**MATERIAL FOR THE TASK:**

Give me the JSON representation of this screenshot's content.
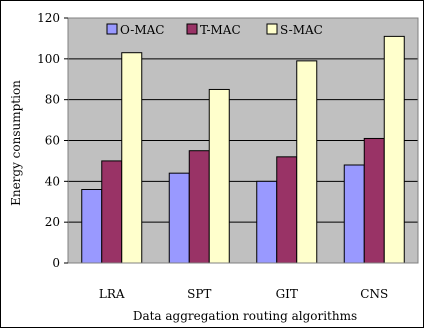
{
  "chart_data": {
    "type": "bar",
    "categories": [
      "LRA",
      "SPT",
      "GIT",
      "CNS"
    ],
    "series": [
      {
        "name": "O-MAC",
        "values": [
          36,
          44,
          40,
          48
        ],
        "color": "#9999ff"
      },
      {
        "name": "T-MAC",
        "values": [
          50,
          55,
          52,
          61
        ],
        "color": "#993366"
      },
      {
        "name": "S-MAC",
        "values": [
          103,
          85,
          99,
          111
        ],
        "color": "#ffffcc"
      }
    ],
    "title": "",
    "xlabel": "Data aggregation routing algorithms",
    "ylabel": "Energy consumption",
    "ylim": [
      0,
      120
    ],
    "yticks": [
      0,
      20,
      40,
      60,
      80,
      100,
      120
    ],
    "grid": true,
    "legend": "top-inside",
    "plot_background": "#c0c0c0"
  }
}
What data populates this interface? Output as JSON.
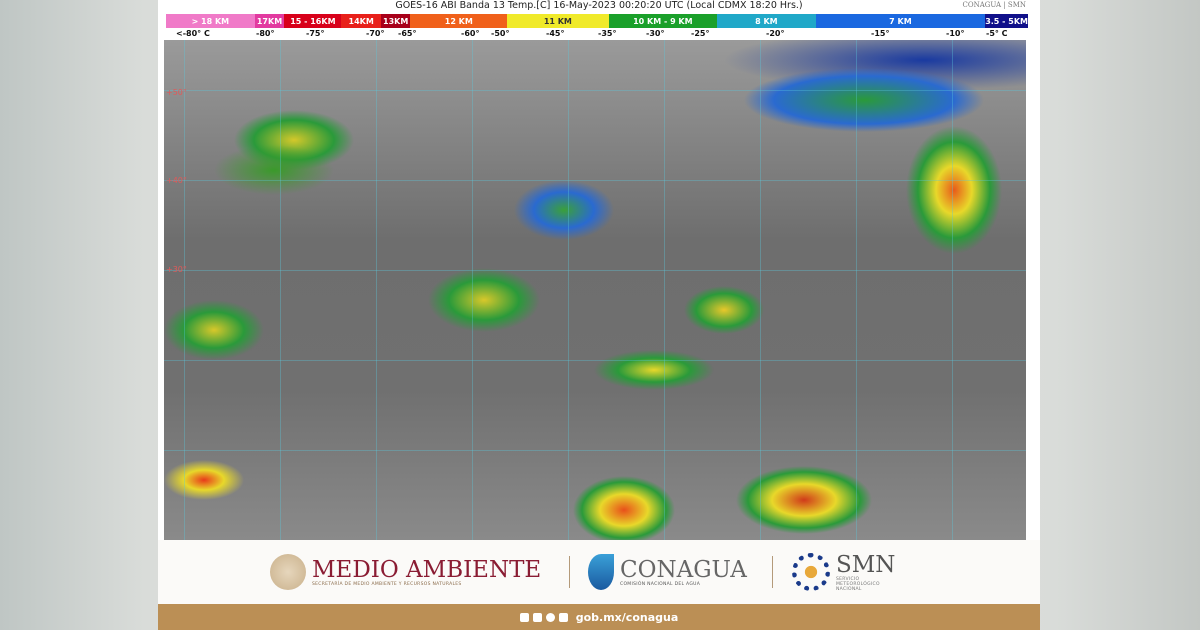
{
  "header": {
    "title": "GOES-16 ABI Banda 13 Temp.[C] 16-May-2023 00:20:20 UTC (Local CDMX  18:20 Hrs.)",
    "mini_brand": "CONAGUA | SMN"
  },
  "legend": [
    {
      "label": "> 18 KM",
      "color": "#f07ac8"
    },
    {
      "label": "17KM",
      "color": "#e23aa0"
    },
    {
      "label": "15 - 16KM",
      "color": "#d8001a"
    },
    {
      "label": "14KM",
      "color": "#e8201a"
    },
    {
      "label": "13KM",
      "color": "#a8001a"
    },
    {
      "label": "12 KM",
      "color": "#f0601a"
    },
    {
      "label": "11 KM",
      "color": "#f0ea2a"
    },
    {
      "label": "10 KM - 9 KM",
      "color": "#1aa02a"
    },
    {
      "label": "8 KM",
      "color": "#20a8c8"
    },
    {
      "label": "7 KM",
      "color": "#1a68e0"
    },
    {
      "label": "3.5 - 5KM",
      "color": "#10108a"
    }
  ],
  "temps": [
    "<-80° C",
    "-80°",
    "-75°",
    "-70°",
    "-65°",
    "-60°",
    "-50°",
    "-45°",
    "-35°",
    "-30°",
    "-25°",
    "-20°",
    "-15°",
    "-10°",
    "-5° C"
  ],
  "map": {
    "latitudes": [
      "+50°",
      "+40°",
      "+30°"
    ]
  },
  "logos": {
    "medio_ambiente": "MEDIO AMBIENTE",
    "medio_ambiente_sub": "SECRETARÍA DE MEDIO AMBIENTE Y RECURSOS NATURALES",
    "conagua": "CONAGUA",
    "conagua_sub": "COMISIÓN NACIONAL DEL AGUA",
    "smn": "SMN",
    "smn_sub": "SERVICIO METEOROLÓGICO NACIONAL"
  },
  "footer": {
    "url": "gob.mx/conagua",
    "icons": [
      "facebook-icon",
      "twitter-icon",
      "instagram-icon",
      "youtube-icon"
    ]
  }
}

**INSTRUCTIONS TO FOLLOW:** Read through the data and copy every line where "title" shows up.

**WORKED SOLUTION:**
    "title": "",
    "title": "GOES-16 ABI Banda 13 Temp.[C] 16-May-2023 00:20:20 UTC (Local CDMX  18:20 Hrs.)",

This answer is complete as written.